| WHAT IS BEING ASKED |
State only the number of lines that include "taskbar".

[Extracted records]
>>

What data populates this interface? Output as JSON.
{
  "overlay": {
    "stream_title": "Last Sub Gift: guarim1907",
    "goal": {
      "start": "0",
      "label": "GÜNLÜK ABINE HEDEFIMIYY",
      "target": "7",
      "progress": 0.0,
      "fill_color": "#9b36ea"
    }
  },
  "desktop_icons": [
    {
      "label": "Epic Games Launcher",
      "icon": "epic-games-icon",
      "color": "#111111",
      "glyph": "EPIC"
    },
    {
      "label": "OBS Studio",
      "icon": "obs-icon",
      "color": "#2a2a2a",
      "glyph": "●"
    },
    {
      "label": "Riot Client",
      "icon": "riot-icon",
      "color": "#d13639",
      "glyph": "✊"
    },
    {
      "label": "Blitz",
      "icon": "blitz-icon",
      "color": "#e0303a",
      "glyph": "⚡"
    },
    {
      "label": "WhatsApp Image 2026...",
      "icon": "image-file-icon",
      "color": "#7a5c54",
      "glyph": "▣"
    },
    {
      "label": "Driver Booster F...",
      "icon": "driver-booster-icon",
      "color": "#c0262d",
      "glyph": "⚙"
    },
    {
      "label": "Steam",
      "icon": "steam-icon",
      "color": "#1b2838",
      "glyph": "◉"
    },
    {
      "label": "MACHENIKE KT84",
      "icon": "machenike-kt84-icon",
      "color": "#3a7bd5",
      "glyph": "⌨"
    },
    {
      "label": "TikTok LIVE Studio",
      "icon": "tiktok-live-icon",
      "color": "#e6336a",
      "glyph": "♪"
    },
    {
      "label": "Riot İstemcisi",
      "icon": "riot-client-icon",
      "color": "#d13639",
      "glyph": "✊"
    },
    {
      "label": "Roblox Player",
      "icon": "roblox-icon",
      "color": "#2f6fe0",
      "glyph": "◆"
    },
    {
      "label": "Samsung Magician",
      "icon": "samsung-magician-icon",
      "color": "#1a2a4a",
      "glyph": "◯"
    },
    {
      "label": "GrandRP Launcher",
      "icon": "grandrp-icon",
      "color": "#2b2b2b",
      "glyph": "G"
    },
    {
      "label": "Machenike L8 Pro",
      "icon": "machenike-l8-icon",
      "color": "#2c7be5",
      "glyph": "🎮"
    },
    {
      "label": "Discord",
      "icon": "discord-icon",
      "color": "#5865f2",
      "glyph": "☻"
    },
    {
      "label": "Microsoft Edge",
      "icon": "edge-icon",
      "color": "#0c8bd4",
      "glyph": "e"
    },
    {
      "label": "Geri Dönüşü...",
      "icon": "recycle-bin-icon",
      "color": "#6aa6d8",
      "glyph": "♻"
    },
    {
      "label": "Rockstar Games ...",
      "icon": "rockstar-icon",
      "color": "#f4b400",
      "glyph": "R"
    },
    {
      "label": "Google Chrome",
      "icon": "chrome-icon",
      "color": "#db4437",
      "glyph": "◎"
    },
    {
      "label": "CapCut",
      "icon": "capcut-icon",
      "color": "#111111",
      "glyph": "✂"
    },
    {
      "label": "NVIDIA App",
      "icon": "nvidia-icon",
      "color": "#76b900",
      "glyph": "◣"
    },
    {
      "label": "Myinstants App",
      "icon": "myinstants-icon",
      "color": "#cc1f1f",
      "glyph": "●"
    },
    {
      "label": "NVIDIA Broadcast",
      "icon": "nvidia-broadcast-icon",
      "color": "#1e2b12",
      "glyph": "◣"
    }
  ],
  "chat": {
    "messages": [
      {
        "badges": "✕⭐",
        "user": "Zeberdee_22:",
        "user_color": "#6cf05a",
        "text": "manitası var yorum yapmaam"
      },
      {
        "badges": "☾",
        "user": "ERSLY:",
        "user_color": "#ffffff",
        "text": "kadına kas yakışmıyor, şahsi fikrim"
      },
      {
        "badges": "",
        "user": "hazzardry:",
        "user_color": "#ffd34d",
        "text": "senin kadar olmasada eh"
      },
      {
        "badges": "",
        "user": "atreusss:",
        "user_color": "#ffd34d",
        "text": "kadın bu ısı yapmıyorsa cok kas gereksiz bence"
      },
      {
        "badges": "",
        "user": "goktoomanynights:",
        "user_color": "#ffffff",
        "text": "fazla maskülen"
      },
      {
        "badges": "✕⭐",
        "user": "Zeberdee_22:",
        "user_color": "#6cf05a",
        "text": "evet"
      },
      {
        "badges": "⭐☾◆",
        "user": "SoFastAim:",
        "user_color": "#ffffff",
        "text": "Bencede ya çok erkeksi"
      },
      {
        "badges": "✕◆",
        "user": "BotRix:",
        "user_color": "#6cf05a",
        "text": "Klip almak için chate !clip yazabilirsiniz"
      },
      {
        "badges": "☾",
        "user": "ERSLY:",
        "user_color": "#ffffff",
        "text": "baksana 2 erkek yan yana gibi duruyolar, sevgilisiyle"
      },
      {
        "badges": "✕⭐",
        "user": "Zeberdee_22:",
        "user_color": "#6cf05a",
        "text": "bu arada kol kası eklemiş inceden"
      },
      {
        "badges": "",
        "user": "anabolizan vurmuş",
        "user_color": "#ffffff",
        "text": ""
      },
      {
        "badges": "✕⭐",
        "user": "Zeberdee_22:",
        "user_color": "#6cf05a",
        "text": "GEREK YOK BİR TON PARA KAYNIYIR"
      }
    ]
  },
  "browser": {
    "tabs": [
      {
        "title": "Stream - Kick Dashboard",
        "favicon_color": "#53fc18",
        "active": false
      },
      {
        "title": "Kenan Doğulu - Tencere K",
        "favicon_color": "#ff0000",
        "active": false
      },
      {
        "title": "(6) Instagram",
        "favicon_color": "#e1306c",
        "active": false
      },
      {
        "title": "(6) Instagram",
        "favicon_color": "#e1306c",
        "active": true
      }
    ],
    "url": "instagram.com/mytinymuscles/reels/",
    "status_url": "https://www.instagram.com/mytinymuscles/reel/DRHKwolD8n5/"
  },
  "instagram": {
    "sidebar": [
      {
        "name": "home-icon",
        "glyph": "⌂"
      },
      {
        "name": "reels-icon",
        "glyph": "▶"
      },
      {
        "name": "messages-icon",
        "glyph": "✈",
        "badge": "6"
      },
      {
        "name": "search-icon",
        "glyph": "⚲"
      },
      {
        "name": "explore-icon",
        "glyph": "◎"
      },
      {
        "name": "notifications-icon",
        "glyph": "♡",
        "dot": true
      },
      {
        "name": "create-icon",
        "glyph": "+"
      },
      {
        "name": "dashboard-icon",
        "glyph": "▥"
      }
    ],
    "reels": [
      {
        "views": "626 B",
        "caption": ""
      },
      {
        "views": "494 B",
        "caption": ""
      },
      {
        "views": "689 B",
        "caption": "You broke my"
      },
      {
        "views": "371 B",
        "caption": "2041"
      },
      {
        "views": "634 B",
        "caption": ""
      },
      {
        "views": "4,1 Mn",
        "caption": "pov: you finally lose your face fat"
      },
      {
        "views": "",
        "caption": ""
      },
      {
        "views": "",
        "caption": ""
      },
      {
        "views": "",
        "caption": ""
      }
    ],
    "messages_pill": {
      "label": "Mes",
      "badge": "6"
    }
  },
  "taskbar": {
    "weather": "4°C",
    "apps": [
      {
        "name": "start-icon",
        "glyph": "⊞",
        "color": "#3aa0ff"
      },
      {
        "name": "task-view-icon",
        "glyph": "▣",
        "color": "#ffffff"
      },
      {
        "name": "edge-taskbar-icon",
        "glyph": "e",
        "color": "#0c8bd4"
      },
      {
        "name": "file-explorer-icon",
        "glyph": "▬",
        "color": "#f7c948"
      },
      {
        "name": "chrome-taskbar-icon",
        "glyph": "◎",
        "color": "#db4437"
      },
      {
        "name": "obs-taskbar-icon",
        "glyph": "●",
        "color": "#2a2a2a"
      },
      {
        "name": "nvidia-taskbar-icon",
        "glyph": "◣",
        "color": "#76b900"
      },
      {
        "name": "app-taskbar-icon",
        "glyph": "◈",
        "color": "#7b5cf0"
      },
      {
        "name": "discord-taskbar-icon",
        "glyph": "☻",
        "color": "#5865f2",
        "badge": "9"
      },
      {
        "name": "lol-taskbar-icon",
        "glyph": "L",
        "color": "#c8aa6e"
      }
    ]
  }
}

<<

| EXERCISE RESULT |
8